STATED EXERCISE -> Answer with nothing except the number of lines that contain the word "Australia".

AVAILABLE DATA ->
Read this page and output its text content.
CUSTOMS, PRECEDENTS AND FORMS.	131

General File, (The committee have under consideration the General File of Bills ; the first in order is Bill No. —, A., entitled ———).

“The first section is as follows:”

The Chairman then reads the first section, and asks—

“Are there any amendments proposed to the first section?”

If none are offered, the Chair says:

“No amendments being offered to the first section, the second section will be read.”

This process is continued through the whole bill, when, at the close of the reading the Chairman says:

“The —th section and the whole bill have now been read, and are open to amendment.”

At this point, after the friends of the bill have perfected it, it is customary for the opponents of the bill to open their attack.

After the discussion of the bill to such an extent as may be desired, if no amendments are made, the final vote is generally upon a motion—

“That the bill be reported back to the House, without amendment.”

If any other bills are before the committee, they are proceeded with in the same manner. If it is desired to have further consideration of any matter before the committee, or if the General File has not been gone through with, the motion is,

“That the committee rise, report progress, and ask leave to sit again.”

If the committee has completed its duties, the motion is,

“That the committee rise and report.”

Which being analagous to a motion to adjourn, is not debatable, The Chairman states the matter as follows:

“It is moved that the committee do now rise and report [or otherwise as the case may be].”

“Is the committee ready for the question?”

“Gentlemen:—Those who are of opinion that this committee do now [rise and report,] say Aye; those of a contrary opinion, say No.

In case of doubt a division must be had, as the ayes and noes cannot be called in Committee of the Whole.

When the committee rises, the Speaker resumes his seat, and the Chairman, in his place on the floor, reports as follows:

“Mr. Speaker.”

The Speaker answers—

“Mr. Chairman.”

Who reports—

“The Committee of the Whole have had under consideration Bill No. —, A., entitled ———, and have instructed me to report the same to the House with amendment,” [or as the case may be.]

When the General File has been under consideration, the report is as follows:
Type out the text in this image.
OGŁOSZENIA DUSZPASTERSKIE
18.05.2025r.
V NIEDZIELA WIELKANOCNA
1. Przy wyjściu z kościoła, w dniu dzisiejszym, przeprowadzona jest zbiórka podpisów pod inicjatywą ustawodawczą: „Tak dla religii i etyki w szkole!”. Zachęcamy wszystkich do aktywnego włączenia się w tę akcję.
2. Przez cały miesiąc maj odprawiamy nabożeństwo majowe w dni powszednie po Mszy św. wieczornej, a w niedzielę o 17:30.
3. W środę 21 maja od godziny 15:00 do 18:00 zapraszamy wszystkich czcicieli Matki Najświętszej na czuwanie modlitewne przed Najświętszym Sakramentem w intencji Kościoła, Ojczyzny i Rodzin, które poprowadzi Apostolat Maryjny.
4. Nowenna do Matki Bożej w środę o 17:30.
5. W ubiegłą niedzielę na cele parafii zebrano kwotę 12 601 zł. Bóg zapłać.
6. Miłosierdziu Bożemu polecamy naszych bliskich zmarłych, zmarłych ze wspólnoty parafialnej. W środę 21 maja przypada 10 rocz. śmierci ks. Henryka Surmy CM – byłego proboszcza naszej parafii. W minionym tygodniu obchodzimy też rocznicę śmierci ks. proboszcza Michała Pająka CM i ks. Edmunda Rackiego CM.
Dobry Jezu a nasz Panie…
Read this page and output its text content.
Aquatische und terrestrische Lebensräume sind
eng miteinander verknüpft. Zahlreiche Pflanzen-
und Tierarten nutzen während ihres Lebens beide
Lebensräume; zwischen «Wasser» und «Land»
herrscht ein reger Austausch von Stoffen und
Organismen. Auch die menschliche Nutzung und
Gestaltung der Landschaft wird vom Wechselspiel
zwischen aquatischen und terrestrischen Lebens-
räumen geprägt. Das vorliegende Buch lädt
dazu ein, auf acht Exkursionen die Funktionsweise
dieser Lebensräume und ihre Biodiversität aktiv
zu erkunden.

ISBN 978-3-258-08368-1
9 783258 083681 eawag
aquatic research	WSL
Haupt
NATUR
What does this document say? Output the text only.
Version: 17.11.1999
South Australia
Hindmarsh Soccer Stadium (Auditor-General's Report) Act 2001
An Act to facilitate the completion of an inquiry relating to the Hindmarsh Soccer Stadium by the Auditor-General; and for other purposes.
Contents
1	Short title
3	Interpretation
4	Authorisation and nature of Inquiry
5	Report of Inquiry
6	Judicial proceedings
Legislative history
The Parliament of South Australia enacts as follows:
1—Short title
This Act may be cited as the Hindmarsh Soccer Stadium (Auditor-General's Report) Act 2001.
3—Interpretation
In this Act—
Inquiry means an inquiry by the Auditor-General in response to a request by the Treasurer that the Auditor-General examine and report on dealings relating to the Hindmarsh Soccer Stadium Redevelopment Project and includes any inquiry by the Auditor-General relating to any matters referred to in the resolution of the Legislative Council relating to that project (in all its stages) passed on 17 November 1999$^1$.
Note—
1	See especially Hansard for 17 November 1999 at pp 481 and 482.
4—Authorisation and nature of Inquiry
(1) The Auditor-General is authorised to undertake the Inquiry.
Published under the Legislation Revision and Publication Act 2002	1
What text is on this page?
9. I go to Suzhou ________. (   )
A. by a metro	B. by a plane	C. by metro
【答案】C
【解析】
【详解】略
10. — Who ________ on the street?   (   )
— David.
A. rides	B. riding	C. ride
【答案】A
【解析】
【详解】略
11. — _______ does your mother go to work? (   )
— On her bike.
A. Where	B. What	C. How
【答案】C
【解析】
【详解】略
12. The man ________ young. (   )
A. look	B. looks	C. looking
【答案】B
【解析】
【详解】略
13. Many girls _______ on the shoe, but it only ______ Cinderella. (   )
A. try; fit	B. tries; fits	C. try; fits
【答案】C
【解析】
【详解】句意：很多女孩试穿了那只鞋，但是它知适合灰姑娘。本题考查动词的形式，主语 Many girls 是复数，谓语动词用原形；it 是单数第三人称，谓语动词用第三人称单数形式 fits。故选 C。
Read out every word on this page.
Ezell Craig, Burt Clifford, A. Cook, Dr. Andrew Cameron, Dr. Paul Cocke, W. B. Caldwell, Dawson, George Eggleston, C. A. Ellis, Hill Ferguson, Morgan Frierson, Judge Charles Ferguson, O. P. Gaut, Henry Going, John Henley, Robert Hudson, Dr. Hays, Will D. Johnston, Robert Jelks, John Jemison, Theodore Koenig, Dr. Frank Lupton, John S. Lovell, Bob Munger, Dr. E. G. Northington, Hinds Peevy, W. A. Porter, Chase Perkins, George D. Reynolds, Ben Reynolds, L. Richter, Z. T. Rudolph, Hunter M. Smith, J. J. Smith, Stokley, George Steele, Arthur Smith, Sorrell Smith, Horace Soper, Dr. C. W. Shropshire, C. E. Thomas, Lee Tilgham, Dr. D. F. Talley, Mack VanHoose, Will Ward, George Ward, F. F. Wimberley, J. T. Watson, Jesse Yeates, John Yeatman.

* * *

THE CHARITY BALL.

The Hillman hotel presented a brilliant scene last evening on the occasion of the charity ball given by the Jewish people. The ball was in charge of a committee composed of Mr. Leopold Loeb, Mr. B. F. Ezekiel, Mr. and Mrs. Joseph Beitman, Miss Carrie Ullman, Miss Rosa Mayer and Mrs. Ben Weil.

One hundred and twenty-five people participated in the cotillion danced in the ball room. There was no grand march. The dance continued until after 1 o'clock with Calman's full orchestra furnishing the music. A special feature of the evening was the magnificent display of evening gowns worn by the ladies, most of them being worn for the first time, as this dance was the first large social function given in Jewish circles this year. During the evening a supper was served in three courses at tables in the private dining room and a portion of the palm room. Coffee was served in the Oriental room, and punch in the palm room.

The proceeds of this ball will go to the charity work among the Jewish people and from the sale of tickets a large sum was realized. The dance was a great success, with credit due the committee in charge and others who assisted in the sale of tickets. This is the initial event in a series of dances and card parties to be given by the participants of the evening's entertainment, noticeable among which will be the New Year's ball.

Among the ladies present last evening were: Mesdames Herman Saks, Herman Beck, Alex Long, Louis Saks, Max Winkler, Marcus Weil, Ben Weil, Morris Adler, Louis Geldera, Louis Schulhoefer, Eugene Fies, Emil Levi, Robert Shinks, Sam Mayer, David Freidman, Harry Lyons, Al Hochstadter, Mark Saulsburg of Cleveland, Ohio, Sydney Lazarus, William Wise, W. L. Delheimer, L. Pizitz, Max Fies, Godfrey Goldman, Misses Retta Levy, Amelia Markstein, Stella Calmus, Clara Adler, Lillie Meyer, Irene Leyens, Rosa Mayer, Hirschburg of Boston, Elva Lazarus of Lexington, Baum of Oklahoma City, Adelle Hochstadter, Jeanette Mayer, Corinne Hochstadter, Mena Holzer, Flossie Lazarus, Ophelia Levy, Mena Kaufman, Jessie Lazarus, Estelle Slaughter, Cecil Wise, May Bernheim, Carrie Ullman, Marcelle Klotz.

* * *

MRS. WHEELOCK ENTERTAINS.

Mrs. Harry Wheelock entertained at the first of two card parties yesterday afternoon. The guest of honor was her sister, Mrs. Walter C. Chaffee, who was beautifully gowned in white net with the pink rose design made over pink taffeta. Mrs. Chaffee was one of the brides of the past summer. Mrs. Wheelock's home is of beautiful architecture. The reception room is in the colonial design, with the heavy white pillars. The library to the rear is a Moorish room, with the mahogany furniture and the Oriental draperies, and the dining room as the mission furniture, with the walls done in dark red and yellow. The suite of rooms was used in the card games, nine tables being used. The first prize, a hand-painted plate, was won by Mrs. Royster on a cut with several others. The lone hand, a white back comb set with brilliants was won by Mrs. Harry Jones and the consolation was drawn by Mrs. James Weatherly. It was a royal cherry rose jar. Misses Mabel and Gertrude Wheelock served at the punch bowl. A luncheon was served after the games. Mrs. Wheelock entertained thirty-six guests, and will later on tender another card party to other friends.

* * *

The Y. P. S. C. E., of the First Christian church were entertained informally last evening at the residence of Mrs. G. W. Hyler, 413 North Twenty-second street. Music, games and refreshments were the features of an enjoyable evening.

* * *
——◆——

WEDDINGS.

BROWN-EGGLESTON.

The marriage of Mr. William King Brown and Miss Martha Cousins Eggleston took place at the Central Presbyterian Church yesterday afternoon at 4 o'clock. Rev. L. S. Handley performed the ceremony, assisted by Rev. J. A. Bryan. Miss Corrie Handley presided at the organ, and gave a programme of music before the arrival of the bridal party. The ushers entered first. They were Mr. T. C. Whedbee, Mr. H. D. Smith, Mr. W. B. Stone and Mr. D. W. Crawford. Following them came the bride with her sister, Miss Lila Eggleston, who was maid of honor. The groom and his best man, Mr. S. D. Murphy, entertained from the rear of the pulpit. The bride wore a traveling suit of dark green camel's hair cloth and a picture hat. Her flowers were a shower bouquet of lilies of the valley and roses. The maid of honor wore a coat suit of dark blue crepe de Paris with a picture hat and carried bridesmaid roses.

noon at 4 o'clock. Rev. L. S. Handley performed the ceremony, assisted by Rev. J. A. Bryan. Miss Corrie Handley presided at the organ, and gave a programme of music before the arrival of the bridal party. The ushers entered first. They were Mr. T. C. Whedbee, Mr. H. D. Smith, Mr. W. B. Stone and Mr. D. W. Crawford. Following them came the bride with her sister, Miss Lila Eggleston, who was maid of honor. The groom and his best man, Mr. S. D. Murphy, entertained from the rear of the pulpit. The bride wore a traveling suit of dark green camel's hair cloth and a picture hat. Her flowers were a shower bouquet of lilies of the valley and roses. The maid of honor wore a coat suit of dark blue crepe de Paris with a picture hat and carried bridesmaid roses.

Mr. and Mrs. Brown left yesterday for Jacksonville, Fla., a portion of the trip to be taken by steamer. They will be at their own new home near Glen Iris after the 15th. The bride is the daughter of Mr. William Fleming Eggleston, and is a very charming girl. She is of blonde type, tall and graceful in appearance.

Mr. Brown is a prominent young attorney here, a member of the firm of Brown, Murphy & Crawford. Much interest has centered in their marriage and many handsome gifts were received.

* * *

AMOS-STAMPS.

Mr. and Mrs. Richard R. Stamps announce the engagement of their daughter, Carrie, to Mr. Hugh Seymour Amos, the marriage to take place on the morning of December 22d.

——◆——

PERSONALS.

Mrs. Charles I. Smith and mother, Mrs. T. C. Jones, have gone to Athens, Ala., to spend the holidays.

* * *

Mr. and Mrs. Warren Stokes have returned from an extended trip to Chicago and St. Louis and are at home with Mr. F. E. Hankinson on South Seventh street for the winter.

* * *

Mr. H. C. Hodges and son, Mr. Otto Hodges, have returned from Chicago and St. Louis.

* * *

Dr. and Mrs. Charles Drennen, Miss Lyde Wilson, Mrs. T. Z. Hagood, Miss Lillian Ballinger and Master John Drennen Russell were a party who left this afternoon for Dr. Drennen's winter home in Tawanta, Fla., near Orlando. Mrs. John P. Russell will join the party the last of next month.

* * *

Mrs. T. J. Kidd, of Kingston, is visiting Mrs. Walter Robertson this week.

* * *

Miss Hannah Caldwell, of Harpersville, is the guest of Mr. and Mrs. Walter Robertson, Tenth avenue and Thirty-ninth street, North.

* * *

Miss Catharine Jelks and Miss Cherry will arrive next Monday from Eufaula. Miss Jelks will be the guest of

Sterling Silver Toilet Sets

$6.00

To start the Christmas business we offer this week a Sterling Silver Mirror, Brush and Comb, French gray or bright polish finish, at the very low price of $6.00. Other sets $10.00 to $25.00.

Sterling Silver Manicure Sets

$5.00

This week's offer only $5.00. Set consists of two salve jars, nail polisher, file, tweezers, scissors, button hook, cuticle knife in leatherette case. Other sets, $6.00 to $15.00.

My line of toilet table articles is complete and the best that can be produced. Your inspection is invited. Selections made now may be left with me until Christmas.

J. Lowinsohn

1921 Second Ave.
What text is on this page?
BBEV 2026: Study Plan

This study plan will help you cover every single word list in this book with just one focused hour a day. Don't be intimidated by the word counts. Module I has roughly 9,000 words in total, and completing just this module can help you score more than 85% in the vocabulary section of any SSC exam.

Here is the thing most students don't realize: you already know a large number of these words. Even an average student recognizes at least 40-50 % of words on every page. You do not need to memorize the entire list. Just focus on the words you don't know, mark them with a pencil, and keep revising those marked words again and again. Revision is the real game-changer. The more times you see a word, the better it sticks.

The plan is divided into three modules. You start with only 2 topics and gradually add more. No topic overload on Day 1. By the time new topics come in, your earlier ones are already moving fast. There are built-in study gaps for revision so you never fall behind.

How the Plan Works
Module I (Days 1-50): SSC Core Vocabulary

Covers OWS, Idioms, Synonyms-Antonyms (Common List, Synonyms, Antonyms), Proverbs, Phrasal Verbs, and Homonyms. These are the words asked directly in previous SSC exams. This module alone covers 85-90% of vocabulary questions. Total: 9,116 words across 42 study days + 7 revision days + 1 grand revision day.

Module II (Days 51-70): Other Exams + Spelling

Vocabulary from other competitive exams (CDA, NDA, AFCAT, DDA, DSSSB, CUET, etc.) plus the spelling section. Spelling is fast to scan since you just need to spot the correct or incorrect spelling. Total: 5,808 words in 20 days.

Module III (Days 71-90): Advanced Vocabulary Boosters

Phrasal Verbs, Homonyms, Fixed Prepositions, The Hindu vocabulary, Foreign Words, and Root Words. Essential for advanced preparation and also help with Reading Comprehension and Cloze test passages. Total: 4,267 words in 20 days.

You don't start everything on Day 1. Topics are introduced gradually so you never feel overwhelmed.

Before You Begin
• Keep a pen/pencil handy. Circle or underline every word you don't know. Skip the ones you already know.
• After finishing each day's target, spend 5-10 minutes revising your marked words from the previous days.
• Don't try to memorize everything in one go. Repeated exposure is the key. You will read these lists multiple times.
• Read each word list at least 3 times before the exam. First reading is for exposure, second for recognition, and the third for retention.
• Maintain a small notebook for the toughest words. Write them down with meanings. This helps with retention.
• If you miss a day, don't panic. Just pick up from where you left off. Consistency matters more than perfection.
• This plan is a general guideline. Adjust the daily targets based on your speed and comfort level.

WORKED SOLUTION -> 2